Prompt: Which lines hold the word "военнослужащих"? Show each of them.

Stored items
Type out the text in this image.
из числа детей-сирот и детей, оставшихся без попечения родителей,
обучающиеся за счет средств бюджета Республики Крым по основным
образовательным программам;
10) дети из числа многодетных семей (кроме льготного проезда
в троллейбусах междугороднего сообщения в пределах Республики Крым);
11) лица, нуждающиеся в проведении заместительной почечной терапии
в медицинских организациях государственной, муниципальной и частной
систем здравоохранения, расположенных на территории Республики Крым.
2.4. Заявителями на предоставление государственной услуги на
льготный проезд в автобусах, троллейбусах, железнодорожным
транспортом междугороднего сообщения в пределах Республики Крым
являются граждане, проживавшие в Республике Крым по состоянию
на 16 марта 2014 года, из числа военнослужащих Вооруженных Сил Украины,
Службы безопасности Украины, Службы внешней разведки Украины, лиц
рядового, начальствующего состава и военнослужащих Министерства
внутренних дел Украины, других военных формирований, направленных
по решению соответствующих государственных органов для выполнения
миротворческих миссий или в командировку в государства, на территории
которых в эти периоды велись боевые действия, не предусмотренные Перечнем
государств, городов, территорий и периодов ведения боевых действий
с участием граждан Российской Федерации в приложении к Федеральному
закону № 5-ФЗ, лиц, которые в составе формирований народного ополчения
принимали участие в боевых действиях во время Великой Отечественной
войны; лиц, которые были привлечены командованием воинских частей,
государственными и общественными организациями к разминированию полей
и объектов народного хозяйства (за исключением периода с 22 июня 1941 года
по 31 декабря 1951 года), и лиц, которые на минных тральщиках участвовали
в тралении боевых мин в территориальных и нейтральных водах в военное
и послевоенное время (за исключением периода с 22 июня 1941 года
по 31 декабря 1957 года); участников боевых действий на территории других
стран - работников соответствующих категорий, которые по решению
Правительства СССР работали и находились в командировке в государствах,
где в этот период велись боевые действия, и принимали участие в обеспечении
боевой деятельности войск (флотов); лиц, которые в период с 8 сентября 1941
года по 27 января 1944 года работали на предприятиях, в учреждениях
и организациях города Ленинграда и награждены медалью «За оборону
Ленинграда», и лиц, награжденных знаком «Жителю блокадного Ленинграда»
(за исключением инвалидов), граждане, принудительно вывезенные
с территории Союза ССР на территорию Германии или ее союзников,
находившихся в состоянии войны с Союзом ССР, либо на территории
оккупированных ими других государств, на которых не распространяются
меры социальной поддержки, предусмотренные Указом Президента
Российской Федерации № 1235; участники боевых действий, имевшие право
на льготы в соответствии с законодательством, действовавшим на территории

Correct answer:
на 16 марта 2014 года, из числа военнослужащих Вооруженных Сил Украины,
рядового, начальствующего состава и военнослужащих Министерства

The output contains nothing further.